Figure record listings
<<<<

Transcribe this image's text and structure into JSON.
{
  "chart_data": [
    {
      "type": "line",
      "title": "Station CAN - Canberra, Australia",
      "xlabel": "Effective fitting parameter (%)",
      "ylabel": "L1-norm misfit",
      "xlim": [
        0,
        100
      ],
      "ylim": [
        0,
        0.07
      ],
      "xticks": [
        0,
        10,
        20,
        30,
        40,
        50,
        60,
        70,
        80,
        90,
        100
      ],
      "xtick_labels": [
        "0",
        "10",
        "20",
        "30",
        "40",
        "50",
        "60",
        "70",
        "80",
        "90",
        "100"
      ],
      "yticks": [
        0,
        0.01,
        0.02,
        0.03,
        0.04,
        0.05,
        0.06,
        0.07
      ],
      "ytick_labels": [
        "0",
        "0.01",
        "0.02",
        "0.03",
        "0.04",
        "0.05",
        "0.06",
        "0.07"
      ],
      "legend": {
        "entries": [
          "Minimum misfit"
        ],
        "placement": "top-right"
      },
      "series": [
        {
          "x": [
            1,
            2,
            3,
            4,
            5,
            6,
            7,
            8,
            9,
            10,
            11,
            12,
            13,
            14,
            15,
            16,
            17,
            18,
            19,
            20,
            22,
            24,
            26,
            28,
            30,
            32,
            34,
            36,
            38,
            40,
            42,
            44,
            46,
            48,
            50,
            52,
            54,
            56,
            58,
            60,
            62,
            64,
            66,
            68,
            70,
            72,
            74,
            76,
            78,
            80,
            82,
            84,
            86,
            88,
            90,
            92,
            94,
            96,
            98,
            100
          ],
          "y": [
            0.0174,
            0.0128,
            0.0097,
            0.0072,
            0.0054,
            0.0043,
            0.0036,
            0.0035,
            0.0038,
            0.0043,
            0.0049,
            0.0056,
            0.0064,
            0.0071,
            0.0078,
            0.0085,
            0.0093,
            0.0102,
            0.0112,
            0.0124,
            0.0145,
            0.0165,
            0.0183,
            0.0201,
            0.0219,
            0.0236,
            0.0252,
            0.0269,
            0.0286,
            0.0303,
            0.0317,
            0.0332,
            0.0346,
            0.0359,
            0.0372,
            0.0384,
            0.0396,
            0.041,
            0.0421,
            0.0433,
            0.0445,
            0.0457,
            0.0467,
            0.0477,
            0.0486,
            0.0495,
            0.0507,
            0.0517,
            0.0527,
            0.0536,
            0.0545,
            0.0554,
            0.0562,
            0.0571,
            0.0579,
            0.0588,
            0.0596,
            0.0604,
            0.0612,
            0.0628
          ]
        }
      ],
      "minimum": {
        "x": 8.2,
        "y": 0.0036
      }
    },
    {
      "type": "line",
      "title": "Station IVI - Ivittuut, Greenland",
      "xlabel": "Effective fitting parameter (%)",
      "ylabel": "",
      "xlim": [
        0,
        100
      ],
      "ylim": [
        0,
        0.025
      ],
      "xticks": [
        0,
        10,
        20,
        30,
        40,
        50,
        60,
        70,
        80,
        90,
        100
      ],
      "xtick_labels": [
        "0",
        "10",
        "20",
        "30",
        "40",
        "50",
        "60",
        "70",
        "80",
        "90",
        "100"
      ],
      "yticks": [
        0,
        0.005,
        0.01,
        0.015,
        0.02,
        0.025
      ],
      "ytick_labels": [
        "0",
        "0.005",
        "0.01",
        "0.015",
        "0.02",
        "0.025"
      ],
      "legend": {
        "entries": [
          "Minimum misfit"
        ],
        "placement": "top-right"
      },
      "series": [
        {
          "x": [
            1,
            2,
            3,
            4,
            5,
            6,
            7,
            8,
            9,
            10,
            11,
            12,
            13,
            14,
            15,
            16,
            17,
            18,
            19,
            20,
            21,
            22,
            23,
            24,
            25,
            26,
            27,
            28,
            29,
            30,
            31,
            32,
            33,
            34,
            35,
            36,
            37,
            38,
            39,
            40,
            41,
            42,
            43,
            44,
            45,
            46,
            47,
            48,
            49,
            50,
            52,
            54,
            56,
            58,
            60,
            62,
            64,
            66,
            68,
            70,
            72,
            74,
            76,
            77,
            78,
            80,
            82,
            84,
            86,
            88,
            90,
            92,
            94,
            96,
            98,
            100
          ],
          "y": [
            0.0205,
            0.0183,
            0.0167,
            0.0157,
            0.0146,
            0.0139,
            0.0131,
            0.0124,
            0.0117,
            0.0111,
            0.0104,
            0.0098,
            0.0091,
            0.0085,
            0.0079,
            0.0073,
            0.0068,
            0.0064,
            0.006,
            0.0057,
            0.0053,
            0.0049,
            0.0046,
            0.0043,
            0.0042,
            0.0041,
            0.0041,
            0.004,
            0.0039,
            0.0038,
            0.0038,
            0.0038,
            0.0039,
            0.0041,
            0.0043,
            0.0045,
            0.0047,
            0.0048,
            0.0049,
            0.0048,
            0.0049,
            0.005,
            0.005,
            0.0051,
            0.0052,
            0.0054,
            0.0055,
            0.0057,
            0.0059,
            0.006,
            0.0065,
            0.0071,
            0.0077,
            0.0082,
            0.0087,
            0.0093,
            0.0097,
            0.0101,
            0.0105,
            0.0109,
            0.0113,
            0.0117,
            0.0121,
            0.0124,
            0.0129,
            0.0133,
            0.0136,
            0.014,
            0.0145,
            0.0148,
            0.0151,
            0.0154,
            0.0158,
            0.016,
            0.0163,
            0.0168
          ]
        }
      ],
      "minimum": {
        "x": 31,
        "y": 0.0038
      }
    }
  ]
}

>>>>

Given exercise
Retype the listing above in full, with no alterations.

Exercise answer
Transcribe this image's text and structure into JSON.
{
  "chart_data": [
    {
      "type": "line",
      "title": "Station CAN - Canberra, Australia",
      "xlabel": "Effective fitting parameter (%)",
      "ylabel": "L1-norm misfit",
      "xlim": [
        0,
        100
      ],
      "ylim": [
        0,
        0.07
      ],
      "xticks": [
        0,
        10,
        20,
        30,
        40,
        50,
        60,
        70,
        80,
        90,
        100
      ],
      "xtick_labels": [
        "0",
        "10",
        "20",
        "30",
        "40",
        "50",
        "60",
        "70",
        "80",
        "90",
        "100"
      ],
      "yticks": [
        0,
        0.01,
        0.02,
        0.03,
        0.04,
        0.05,
        0.06,
        0.07
      ],
      "ytick_labels": [
        "0",
        "0.01",
        "0.02",
        "0.03",
        "0.04",
        "0.05",
        "0.06",
        "0.07"
      ],
      "legend": {
        "entries": [
          "Minimum misfit"
        ],
        "placement": "top-right"
      },
      "series": [
        {
          "x": [
            1,
            2,
            3,
            4,
            5,
            6,
            7,
            8,
            9,
            10,
            11,
            12,
            13,
            14,
            15,
            16,
            17,
            18,
            19,
            20,
            22,
            24,
            26,
            28,
            30,
            32,
            34,
            36,
            38,
            40,
            42,
            44,
            46,
            48,
            50,
            52,
            54,
            56,
            58,
            60,
            62,
            64,
            66,
            68,
            70,
            72,
            74,
            76,
            78,
            80,
            82,
            84,
            86,
            88,
            90,
            92,
            94,
            96,
            98,
            100
          ],
          "y": [
            0.0174,
            0.0128,
            0.0097,
            0.0072,
            0.0054,
            0.0043,
            0.0036,
            0.0035,
            0.0038,
            0.0043,
            0.0049,
            0.0056,
            0.0064,
            0.0071,
            0.0078,
            0.0085,
            0.0093,
            0.0102,
            0.0112,
            0.0124,
            0.0145,
            0.0165,
            0.0183,
            0.0201,
            0.0219,
            0.0236,
            0.0252,
            0.0269,
            0.0286,
            0.0303,
            0.0317,
            0.0332,
            0.0346,
            0.0359,
            0.0372,
            0.0384,
            0.0396,
            0.041,
            0.0421,
            0.0433,
            0.0445,
            0.0457,
            0.0467,
            0.0477,
            0.0486,
            0.0495,
            0.0507,
            0.0517,
            0.0527,
            0.0536,
            0.0545,
            0.0554,
            0.0562,
            0.0571,
            0.0579,
            0.0588,
            0.0596,
            0.0604,
            0.0612,
            0.0628
          ]
        }
      ],
      "minimum": {
        "x": 8.2,
        "y": 0.0036
      }
    },
    {
      "type": "line",
      "title": "Station IVI - Ivittuut, Greenland",
      "xlabel": "Effective fitting parameter (%)",
      "ylabel": "",
      "xlim": [
        0,
        100
      ],
      "ylim": [
        0,
        0.025
      ],
      "xticks": [
        0,
        10,
        20,
        30,
        40,
        50,
        60,
        70,
        80,
        90,
        100
      ],
      "xtick_labels": [
        "0",
        "10",
        "20",
        "30",
        "40",
        "50",
        "60",
        "70",
        "80",
        "90",
        "100"
      ],
      "yticks": [
        0,
        0.005,
        0.01,
        0.015,
        0.02,
        0.025
      ],
      "ytick_labels": [
        "0",
        "0.005",
        "0.01",
        "0.015",
        "0.02",
        "0.025"
      ],
      "legend": {
        "entries": [
          "Minimum misfit"
        ],
        "placement": "top-right"
      },
      "series": [
        {
          "x": [
            1,
            2,
            3,
            4,
            5,
            6,
            7,
            8,
            9,
            10,
            11,
            12,
            13,
            14,
            15,
            16,
            17,
            18,
            19,
            20,
            21,
            22,
            23,
            24,
            25,
            26,
            27,
            28,
            29,
            30,
            31,
            32,
            33,
            34,
            35,
            36,
            37,
            38,
            39,
            40,
            41,
            42,
            43,
            44,
            45,
            46,
            47,
            48,
            49,
            50,
            52,
            54,
            56,
            58,
            60,
            62,
            64,
            66,
            68,
            70,
            72,
            74,
            76,
            77,
            78,
            80,
            82,
            84,
            86,
            88,
            90,
            92,
            94,
            96,
            98,
            100
          ],
          "y": [
            0.0205,
            0.0183,
            0.0167,
            0.0157,
            0.0146,
            0.0139,
            0.0131,
            0.0124,
            0.0117,
            0.0111,
            0.0104,
            0.0098,
            0.0091,
            0.0085,
            0.0079,
            0.0073,
            0.0068,
            0.0064,
            0.006,
            0.0057,
            0.0053,
            0.0049,
            0.0046,
            0.0043,
            0.0042,
            0.0041,
            0.0041,
            0.004,
            0.0039,
            0.0038,
            0.0038,
            0.0038,
            0.0039,
            0.0041,
            0.0043,
            0.0045,
            0.0047,
            0.0048,
            0.0049,
            0.0048,
            0.0049,
            0.005,
            0.005,
            0.0051,
            0.0052,
            0.0054,
            0.0055,
            0.0057,
            0.0059,
            0.006,
            0.0065,
            0.0071,
            0.0077,
            0.0082,
            0.0087,
            0.0093,
            0.0097,
            0.0101,
            0.0105,
            0.0109,
            0.0113,
            0.0117,
            0.0121,
            0.0124,
            0.0129,
            0.0133,
            0.0136,
            0.014,
            0.0145,
            0.0148,
            0.0151,
            0.0154,
            0.0158,
            0.016,
            0.0163,
            0.0168
          ]
        }
      ],
      "minimum": {
        "x": 31,
        "y": 0.0038
      }
    }
  ]
}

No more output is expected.